• **EXCERTO DA FONTE**

O grande flagelo da violência contra pessoas não está nas ruas, está dentro de casa, de norte a sul de Portugal, pelo que é um perfeito absurdo o caminho que Marcelo deu ao desafio populista do Chega para discutir a segurança interna no Conselho de Estado. Primeiro, o Presidente pediu aos seus conselheiros que lhe dissessem se devia ou não fazer a vontade ao conselheiro Ventura; depois, invocou divisões no debate político para admitir, quando forem conhecidos os números do Relatório Anual de Segurança Interna, levar o assunto ao Conselho. Puro sadismo político de quem não se importa de ver os números serem torturados para que digam o que cada um quer que eles digam.

Marcelo Rebelo de Sousa deve ter-se inspirado em Carlos Moedas e nos outros autarcas que apostam no voto do medo como forma de travar o Chega, não percebendo que o alimentam. País nenhum do mundo, nem as ditaduras, vive com zero criminalidade nas ruas, mas querer fazer vencer a tese de que Portugal vive um momento de grande insegurança não pode ser apenas uma flagrante falta de memória. É mesmo a demagogia e o populismo a fazerem caminho e a criar na cabeça das pessoas a percepção de que a segurança pública está a ser posta em causa. Sem recuar muito, basta comparar com a década de 2000 e o aumento de crimes violentos, como carjacking, assaltos a bancos e roubos em transportes de valores, para percebermos que estamos longe, muito longe dessa realidade. Graças à sociedade como um todo e às diferentes forças policiais em particular. Devemos estar satisfeitos e baixar a guarda? É claro que não, mas convém ter as prioridades muito bem definidas.

Câmaras de tortura

São espaços físicos projetados ou utilizados para infligir dor física ou psicológica a uma pessoa, geralmente como forma de punição, intimidação ou coerção. Esta é a definição de câmaras de tortura, usadas ao longo do tempo, por regimes autoritários ou organizações criminosas, com o objectivo de causar sofrimento extremo e atingir o objetivo de submeter as vítimas. A expressão "câmara de tortura" para descrever o ambiente de uma casa onde ocorre violência doméstica, especialmente quando o espaço é transformado num lugar de constante dor, sofrimento e controle, tanto físico quanto psicológico, não é uma analogia meramente figurativa; em muitos casos, a violência doméstica apresenta características que lembram práticas de tortura, como isolamento, humilhação, privação e sofrimento prolongado.

• **DADOS LISTADOS**
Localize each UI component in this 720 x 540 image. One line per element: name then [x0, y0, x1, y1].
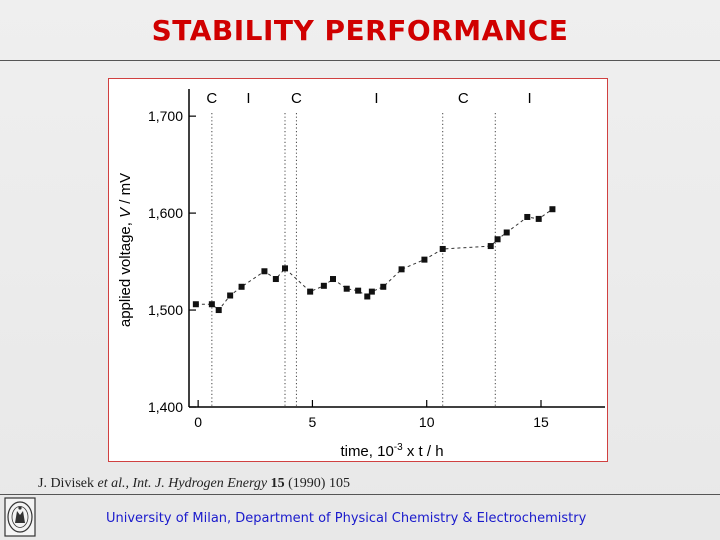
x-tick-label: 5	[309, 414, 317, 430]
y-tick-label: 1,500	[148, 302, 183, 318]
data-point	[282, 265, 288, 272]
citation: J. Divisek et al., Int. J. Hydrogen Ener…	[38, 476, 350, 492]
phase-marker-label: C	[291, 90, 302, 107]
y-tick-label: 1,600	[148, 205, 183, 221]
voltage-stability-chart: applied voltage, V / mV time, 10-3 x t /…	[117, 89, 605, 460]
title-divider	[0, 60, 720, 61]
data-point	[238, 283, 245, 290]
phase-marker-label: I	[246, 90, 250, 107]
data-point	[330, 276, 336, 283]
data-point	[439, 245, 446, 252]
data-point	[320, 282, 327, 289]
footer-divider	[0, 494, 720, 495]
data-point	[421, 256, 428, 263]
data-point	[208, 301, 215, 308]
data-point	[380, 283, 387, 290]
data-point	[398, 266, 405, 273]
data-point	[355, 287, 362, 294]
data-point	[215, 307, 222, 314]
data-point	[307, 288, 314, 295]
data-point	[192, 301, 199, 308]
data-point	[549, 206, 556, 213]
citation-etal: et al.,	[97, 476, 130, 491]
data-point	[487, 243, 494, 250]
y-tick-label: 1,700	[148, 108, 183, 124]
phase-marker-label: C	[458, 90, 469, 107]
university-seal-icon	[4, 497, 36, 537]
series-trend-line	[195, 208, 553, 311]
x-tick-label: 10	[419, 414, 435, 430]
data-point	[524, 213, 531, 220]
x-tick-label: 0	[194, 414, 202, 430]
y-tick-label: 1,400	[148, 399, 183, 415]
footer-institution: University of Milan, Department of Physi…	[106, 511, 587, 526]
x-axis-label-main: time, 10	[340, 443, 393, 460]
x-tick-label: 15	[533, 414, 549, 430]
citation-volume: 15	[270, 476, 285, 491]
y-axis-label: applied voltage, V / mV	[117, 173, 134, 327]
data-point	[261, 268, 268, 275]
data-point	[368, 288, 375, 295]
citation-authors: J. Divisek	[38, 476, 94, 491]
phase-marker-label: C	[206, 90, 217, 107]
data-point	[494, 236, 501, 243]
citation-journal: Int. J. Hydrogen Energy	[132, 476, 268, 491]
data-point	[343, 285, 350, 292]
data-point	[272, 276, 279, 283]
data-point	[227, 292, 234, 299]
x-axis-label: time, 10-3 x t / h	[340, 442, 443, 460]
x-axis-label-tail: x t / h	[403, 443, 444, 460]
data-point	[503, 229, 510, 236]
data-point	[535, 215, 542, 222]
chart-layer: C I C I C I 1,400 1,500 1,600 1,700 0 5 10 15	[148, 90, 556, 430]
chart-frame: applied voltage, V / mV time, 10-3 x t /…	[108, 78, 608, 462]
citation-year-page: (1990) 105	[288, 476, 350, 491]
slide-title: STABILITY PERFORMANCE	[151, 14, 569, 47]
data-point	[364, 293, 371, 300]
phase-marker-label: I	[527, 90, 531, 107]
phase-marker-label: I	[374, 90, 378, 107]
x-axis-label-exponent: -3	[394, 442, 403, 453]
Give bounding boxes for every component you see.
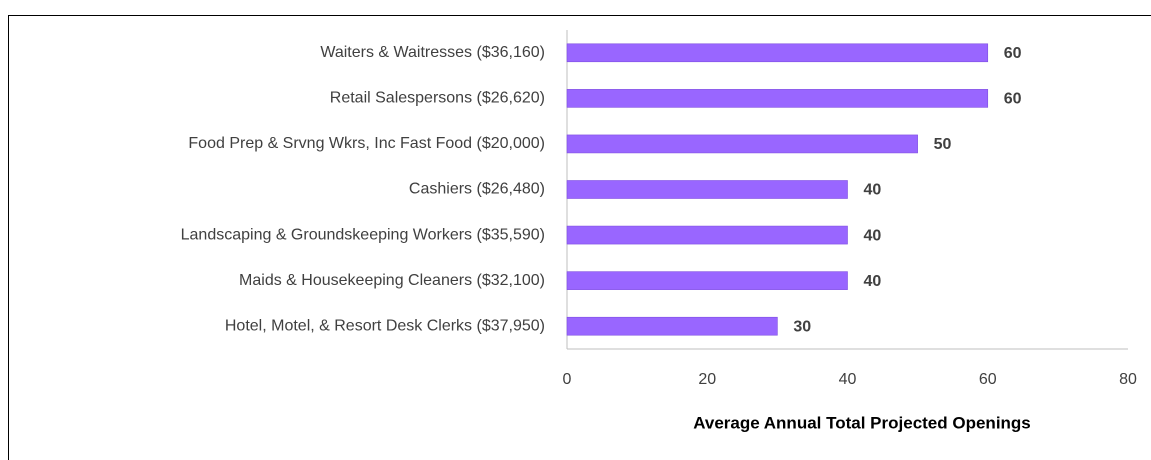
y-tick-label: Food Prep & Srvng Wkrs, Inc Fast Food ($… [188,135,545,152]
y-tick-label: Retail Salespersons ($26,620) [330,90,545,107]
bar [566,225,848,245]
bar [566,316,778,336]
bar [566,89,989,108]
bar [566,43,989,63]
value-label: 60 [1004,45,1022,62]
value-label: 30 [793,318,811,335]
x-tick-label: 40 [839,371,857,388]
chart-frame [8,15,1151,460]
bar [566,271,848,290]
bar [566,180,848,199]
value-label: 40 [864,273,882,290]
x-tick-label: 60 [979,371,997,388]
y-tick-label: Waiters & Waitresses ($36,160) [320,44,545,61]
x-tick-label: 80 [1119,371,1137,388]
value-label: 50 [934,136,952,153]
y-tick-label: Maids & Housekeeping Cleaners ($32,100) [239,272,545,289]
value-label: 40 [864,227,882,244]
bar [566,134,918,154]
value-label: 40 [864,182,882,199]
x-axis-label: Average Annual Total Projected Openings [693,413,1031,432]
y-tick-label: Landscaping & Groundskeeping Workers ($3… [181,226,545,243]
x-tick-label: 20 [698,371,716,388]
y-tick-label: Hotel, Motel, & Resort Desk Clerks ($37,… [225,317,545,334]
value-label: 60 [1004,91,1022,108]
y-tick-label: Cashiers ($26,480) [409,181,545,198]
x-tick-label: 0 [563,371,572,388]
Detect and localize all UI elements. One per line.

• **TAREFAS A REALIZAR**
(A) Responda com base no excerto da fonte:
(i) Onde está, segundo o texto, o grande flagelo da violência contra pessoas?
(ii) Com que década se sugere comparar o momento atual?
(iii) Que características da violência doméstica lembram práticas de tortura?
(B) Copie sem alterações um trecho do excerto da fonte, começando nas palavras "O grande flagelo" e parando depois de "que eles digam.".

• **RESPOSTAS ESPERADAS**
(A)
(i) Dentro de casa, de norte a sul de Portugal.
(ii) Com a década de 2000.
(iii) Isolamento, humilhação, privação e sofrimento prolongado.

(B)
O grande flagelo da violência contra pessoas não está nas ruas, está dentro de casa, de norte a sul de Portugal, pelo que é um perfeito absurdo o caminho que Marcelo deu ao desafio populista do Chega para discutir a segurança interna no Conselho de Estado. Primeiro, o Presidente pediu aos seus conselheiros que lhe dissessem se devia ou não fazer a vontade ao conselheiro Ventura; depois, invocou divisões no debate político para admitir, quando forem conhecidos os números do Relatório Anual de Segurança Interna, levar o assunto ao Conselho. Puro sadismo político de quem não se importa de ver os números serem torturados para que digam o que cada um quer que eles digam.